** START INPUT DATA **

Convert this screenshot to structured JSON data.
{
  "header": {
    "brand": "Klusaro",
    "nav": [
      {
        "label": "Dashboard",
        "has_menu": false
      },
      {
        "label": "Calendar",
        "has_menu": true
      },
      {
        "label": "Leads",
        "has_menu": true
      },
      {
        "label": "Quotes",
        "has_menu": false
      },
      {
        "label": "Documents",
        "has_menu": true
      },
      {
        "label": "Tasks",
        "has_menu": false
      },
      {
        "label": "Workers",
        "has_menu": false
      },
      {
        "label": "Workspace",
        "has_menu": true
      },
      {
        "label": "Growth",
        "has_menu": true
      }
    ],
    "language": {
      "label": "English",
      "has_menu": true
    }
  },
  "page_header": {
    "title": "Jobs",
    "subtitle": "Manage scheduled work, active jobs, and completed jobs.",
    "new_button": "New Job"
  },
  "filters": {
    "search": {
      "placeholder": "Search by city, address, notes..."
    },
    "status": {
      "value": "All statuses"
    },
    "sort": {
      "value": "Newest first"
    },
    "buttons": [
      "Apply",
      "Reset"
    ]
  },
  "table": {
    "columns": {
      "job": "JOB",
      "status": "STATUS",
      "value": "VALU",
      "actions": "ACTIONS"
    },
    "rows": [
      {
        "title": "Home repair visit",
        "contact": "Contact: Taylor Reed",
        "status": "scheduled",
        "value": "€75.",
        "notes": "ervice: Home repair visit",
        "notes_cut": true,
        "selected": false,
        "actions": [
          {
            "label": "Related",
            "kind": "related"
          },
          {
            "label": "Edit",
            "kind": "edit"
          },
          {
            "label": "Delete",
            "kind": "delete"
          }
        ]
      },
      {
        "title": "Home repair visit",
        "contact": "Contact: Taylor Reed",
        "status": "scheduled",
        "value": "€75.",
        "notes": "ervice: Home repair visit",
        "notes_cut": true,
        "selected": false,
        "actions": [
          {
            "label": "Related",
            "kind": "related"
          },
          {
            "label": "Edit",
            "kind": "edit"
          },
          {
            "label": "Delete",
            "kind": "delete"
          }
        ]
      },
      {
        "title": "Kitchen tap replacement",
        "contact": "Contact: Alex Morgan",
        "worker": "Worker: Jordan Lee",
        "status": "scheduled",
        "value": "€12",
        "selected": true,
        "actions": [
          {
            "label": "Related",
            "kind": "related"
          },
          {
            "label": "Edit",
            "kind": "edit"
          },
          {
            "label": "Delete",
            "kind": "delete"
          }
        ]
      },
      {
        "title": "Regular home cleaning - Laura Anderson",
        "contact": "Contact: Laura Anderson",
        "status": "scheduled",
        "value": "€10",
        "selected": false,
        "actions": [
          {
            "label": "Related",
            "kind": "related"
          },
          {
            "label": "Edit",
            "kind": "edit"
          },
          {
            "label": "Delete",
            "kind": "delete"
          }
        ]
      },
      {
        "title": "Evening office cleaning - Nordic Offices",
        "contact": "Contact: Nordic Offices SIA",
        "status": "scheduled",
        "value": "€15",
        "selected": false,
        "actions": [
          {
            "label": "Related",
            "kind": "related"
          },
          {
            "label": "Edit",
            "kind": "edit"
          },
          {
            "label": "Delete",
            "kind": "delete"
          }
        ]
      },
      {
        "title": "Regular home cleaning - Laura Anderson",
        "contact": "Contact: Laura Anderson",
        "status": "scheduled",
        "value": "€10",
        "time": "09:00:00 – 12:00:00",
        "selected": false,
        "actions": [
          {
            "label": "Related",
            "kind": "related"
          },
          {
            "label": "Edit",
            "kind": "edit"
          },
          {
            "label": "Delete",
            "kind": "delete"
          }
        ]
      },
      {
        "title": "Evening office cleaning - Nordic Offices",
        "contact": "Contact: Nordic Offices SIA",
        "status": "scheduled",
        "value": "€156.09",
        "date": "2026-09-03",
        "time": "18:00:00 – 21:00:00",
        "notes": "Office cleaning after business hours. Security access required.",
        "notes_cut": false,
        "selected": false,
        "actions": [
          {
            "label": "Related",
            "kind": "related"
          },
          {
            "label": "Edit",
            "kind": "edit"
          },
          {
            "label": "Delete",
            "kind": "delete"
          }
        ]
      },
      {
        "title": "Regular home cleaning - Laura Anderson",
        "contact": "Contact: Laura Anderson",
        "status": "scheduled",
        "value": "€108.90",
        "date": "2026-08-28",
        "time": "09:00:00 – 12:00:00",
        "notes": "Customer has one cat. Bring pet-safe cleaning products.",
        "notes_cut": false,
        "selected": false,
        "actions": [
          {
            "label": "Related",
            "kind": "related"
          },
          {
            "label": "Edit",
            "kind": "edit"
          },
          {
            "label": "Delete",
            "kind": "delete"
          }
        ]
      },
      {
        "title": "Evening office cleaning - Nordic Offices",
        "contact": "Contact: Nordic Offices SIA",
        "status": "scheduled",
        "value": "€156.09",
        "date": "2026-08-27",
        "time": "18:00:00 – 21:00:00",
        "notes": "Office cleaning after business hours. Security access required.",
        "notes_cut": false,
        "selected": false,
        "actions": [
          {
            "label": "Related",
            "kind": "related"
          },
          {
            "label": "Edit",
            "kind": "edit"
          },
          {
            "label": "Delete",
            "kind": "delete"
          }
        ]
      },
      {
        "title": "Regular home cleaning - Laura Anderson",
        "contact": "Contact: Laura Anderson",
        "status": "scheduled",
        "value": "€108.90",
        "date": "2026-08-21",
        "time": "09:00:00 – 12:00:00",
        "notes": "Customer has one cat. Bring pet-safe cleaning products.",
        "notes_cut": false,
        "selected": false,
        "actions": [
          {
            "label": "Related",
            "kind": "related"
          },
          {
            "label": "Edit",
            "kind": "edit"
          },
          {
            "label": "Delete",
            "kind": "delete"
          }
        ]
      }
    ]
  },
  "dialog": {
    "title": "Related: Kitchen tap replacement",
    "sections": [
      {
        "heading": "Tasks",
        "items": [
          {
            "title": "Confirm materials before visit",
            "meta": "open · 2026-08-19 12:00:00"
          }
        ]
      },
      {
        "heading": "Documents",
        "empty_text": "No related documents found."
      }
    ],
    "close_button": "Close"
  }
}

** END INPUT DATA **

| EXERCISE AIM |
Transcribe the data above in full, exactly.

| RESPONSE |
Convert this screenshot to structured JSON data.
{
  "header": {
    "brand": "Klusaro",
    "nav": [
      {
        "label": "Dashboard",
        "has_menu": false
      },
      {
        "label": "Calendar",
        "has_menu": true
      },
      {
        "label": "Leads",
        "has_menu": true
      },
      {
        "label": "Quotes",
        "has_menu": false
      },
      {
        "label": "Documents",
        "has_menu": true
      },
      {
        "label": "Tasks",
        "has_menu": false
      },
      {
        "label": "Workers",
        "has_menu": false
      },
      {
        "label": "Workspace",
        "has_menu": true
      },
      {
        "label": "Growth",
        "has_menu": true
      }
    ],
    "language": {
      "label": "English",
      "has_menu": true
    }
  },
  "page_header": {
    "title": "Jobs",
    "subtitle": "Manage scheduled work, active jobs, and completed jobs.",
    "new_button": "New Job"
  },
  "filters": {
    "search": {
      "placeholder": "Search by city, address, notes..."
    },
    "status": {
      "value": "All statuses"
    },
    "sort": {
      "value": "Newest first"
    },
    "buttons": [
      "Apply",
      "Reset"
    ]
  },
  "table": {
    "columns": {
      "job": "JOB",
      "status": "STATUS",
      "value": "VALU",
      "actions": "ACTIONS"
    },
    "rows": [
      {
        "title": "Home repair visit",
        "contact": "Contact: Taylor Reed",
        "status": "scheduled",
        "value": "€75.",
        "notes": "ervice: Home repair visit",
        "notes_cut": true,
        "selected": false,
        "actions": [
          {
            "label": "Related",
            "kind": "related"
          },
          {
            "label": "Edit",
            "kind": "edit"
          },
          {
            "label": "Delete",
            "kind": "delete"
          }
        ]
      },
      {
        "title": "Home repair visit",
        "contact": "Contact: Taylor Reed",
        "status": "scheduled",
        "value": "€75.",
        "notes": "ervice: Home repair visit",
        "notes_cut": true,
        "selected": false,
        "actions": [
          {
            "label": "Related",
            "kind": "related"
          },
          {
            "label": "Edit",
            "kind": "edit"
          },
          {
            "label": "Delete",
            "kind": "delete"
          }
        ]
      },
      {
        "title": "Kitchen tap replacement",
        "contact": "Contact: Alex Morgan",
        "worker": "Worker: Jordan Lee",
        "status": "scheduled",
        "value": "€12",
        "selected": true,
        "actions": [
          {
            "label": "Related",
            "kind": "related"
          },
          {
            "label": "Edit",
            "kind": "edit"
          },
          {
            "label": "Delete",
            "kind": "delete"
          }
        ]
      },
      {
        "title": "Regular home cleaning - Laura Anderson",
        "contact": "Contact: Laura Anderson",
        "status": "scheduled",
        "value": "€10",
        "selected": false,
        "actions": [
          {
            "label": "Related",
            "kind": "related"
          },
          {
            "label": "Edit",
            "kind": "edit"
          },
          {
            "label": "Delete",
            "kind": "delete"
          }
        ]
      },
      {
        "title": "Evening office cleaning - Nordic Offices",
        "contact": "Contact: Nordic Offices SIA",
        "status": "scheduled",
        "value": "€15",
        "selected": false,
        "actions": [
          {
            "label": "Related",
            "kind": "related"
          },
          {
            "label": "Edit",
            "kind": "edit"
          },
          {
            "label": "Delete",
            "kind": "delete"
          }
        ]
      },
      {
        "title": "Regular home cleaning - Laura Anderson",
        "contact": "Contact: Laura Anderson",
        "status": "scheduled",
        "value": "€10",
        "time": "09:00:00 – 12:00:00",
        "selected": false,
        "actions": [
          {
            "label": "Related",
            "kind": "related"
          },
          {
            "label": "Edit",
            "kind": "edit"
          },
          {
            "label": "Delete",
            "kind": "delete"
          }
        ]
      },
      {
        "title": "Evening office cleaning - Nordic Offices",
        "contact": "Contact: Nordic Offices SIA",
        "status": "scheduled",
        "value": "€156.09",
        "date": "2026-09-03",
        "time": "18:00:00 – 21:00:00",
        "notes": "Office cleaning after business hours. Security access required.",
        "notes_cut": false,
        "selected": false,
        "actions": [
          {
            "label": "Related",
            "kind": "related"
          },
          {
            "label": "Edit",
            "kind": "edit"
          },
          {
            "label": "Delete",
            "kind": "delete"
          }
        ]
      },
      {
        "title": "Regular home cleaning - Laura Anderson",
        "contact": "Contact: Laura Anderson",
        "status": "scheduled",
        "value": "€108.90",
        "date": "2026-08-28",
        "time": "09:00:00 – 12:00:00",
        "notes": "Customer has one cat. Bring pet-safe cleaning products.",
        "notes_cut": false,
        "selected": false,
        "actions": [
          {
            "label": "Related",
            "kind": "related"
          },
          {
            "label": "Edit",
            "kind": "edit"
          },
          {
            "label": "Delete",
            "kind": "delete"
          }
        ]
      },
      {
        "title": "Evening office cleaning - Nordic Offices",
        "contact": "Contact: Nordic Offices SIA",
        "status": "scheduled",
        "value": "€156.09",
        "date": "2026-08-27",
        "time": "18:00:00 – 21:00:00",
        "notes": "Office cleaning after business hours. Security access required.",
        "notes_cut": false,
        "selected": false,
        "actions": [
          {
            "label": "Related",
            "kind": "related"
          },
          {
            "label": "Edit",
            "kind": "edit"
          },
          {
            "label": "Delete",
            "kind": "delete"
          }
        ]
      },
      {
        "title": "Regular home cleaning - Laura Anderson",
        "contact": "Contact: Laura Anderson",
        "status": "scheduled",
        "value": "€108.90",
        "date": "2026-08-21",
        "time": "09:00:00 – 12:00:00",
        "notes": "Customer has one cat. Bring pet-safe cleaning products.",
        "notes_cut": false,
        "selected": false,
        "actions": [
          {
            "label": "Related",
            "kind": "related"
          },
          {
            "label": "Edit",
            "kind": "edit"
          },
          {
            "label": "Delete",
            "kind": "delete"
          }
        ]
      }
    ]
  },
  "dialog": {
    "title": "Related: Kitchen tap replacement",
    "sections": [
      {
        "heading": "Tasks",
        "items": [
          {
            "title": "Confirm materials before visit",
            "meta": "open · 2026-08-19 12:00:00"
          }
        ]
      },
      {
        "heading": "Documents",
        "empty_text": "No related documents found."
      }
    ],
    "close_button": "Close"
  }
}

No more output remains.